## Short task
Scan the records for the word "text". Copy each line that includes it.

## Stored entries
-- Begin --

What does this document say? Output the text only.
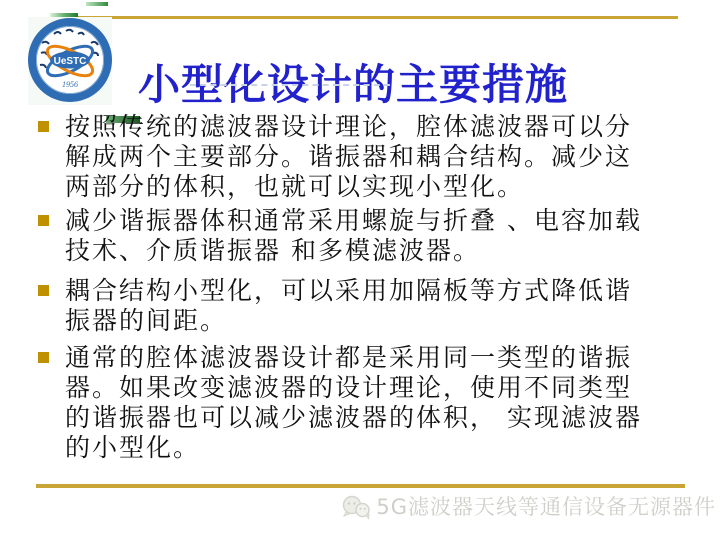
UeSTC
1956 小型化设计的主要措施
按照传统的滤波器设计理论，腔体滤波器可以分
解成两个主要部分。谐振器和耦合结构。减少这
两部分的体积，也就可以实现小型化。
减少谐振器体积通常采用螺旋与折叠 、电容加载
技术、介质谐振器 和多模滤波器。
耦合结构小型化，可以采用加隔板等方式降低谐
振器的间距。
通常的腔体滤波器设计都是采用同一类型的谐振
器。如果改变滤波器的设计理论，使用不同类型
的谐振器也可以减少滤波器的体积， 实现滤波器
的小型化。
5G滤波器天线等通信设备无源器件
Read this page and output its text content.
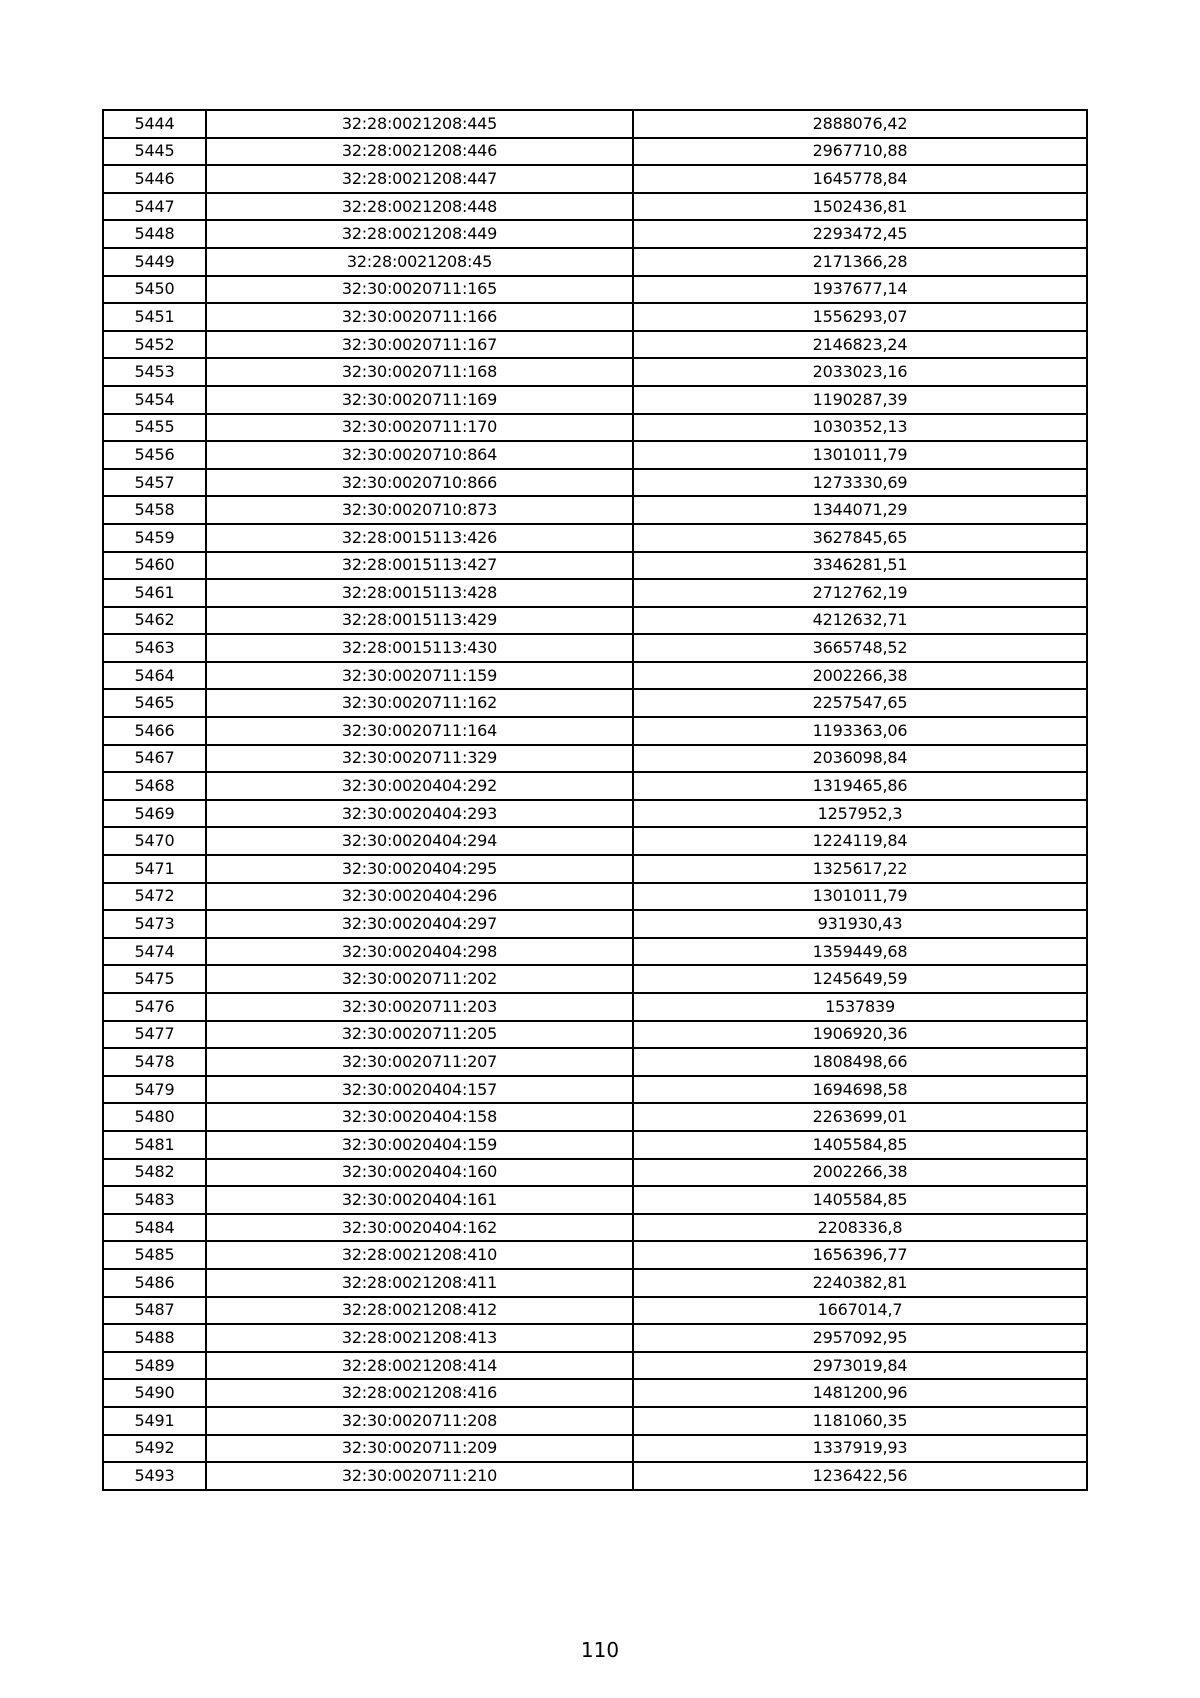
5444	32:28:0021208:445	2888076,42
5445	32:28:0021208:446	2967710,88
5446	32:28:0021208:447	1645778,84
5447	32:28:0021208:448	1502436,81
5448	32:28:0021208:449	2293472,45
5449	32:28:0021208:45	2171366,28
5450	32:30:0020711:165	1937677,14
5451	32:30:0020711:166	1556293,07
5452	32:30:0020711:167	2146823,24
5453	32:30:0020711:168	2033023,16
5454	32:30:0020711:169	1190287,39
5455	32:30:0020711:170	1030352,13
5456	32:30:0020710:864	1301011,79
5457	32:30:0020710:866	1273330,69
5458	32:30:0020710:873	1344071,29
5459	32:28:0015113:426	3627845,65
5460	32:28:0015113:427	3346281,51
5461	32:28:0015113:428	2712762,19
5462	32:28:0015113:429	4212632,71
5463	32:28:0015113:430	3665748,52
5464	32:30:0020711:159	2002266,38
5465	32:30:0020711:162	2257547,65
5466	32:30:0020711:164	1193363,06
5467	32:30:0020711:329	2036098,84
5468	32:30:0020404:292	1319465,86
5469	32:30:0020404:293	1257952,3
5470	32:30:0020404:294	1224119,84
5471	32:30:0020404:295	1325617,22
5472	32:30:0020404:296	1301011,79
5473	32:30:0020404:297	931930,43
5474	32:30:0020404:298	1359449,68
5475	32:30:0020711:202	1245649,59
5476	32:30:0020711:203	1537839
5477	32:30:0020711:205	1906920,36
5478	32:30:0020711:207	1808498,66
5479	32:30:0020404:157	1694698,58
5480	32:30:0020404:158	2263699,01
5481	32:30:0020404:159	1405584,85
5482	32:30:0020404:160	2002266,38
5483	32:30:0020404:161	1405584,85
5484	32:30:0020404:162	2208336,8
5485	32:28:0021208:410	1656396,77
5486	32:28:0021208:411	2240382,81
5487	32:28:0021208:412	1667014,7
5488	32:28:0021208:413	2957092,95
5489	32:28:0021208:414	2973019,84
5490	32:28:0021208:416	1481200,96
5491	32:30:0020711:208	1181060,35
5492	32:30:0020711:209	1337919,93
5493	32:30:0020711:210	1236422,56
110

-- End --
-- Begin --

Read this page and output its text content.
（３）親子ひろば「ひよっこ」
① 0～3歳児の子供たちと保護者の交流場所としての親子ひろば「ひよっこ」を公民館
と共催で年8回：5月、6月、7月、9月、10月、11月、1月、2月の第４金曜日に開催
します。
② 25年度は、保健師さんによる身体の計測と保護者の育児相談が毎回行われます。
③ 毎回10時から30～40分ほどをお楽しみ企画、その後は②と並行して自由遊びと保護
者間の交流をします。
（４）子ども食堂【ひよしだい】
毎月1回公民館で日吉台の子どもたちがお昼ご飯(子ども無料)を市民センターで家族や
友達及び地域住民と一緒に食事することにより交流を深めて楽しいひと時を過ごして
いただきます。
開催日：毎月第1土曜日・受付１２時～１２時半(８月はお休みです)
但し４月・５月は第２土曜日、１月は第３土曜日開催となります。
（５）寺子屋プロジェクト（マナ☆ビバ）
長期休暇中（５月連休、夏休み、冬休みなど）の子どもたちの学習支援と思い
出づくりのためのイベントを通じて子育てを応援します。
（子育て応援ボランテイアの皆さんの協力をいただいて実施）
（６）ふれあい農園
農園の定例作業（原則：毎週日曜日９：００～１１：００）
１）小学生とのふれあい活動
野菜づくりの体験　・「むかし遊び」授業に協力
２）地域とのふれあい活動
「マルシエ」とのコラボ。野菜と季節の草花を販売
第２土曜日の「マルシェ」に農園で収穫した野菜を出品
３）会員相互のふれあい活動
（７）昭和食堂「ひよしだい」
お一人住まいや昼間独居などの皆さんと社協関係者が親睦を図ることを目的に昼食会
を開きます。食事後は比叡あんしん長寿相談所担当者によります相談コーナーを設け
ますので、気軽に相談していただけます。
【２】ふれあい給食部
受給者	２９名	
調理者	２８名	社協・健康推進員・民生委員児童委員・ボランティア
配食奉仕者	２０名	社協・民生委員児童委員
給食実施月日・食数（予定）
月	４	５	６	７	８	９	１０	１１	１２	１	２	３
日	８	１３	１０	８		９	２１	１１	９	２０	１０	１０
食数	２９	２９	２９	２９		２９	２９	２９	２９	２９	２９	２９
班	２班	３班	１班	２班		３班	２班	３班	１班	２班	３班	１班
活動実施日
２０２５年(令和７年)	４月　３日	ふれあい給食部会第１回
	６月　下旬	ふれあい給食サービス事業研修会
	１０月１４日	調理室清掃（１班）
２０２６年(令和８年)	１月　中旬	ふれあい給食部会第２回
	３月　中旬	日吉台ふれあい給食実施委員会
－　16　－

-- End --
-- Begin --

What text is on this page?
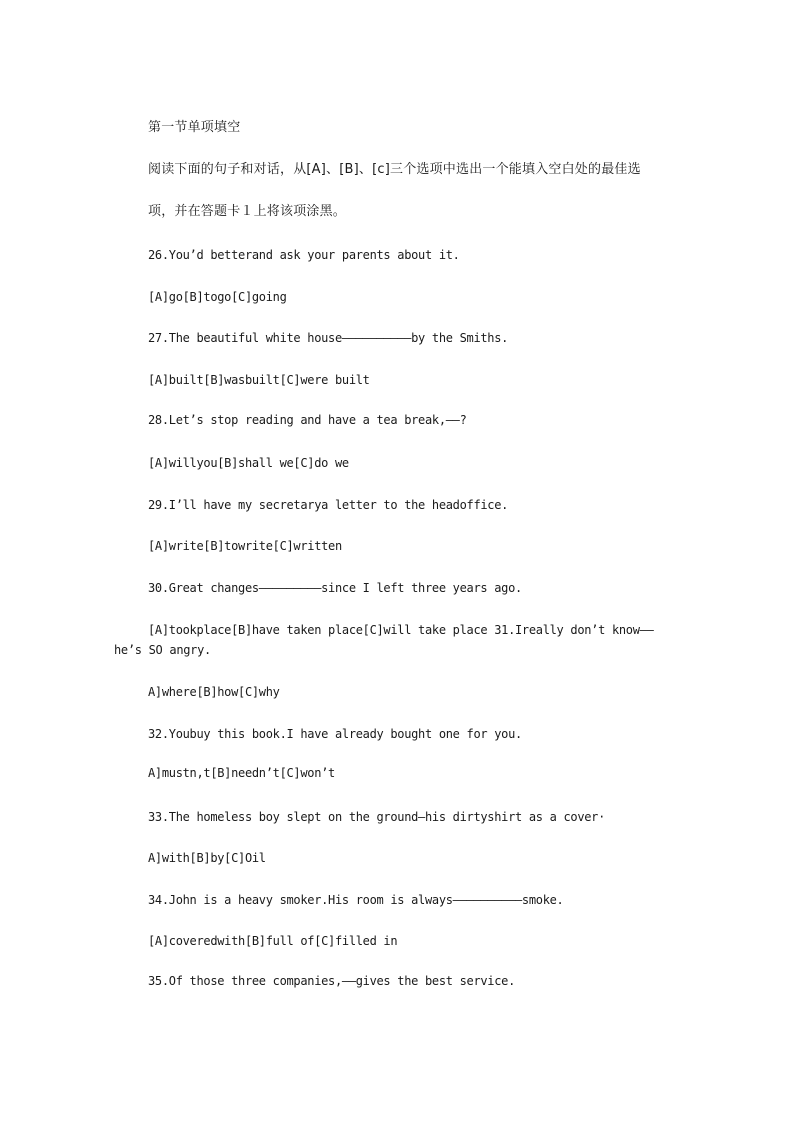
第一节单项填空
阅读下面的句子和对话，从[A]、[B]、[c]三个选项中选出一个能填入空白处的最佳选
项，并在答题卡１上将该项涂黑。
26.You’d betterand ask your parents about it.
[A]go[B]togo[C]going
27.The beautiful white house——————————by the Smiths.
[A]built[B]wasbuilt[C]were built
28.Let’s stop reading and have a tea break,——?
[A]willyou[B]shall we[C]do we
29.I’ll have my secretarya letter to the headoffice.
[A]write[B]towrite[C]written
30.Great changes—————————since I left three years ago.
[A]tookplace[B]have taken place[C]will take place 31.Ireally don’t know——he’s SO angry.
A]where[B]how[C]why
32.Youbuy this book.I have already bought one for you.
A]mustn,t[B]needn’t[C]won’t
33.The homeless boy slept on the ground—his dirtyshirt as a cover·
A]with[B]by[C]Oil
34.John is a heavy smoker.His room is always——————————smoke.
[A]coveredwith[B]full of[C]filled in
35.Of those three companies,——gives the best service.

-- End --

## Output below
What does this document say? Output the text only.
Read this page and output its text content.
Read this page and output its text content.
What text is on this page?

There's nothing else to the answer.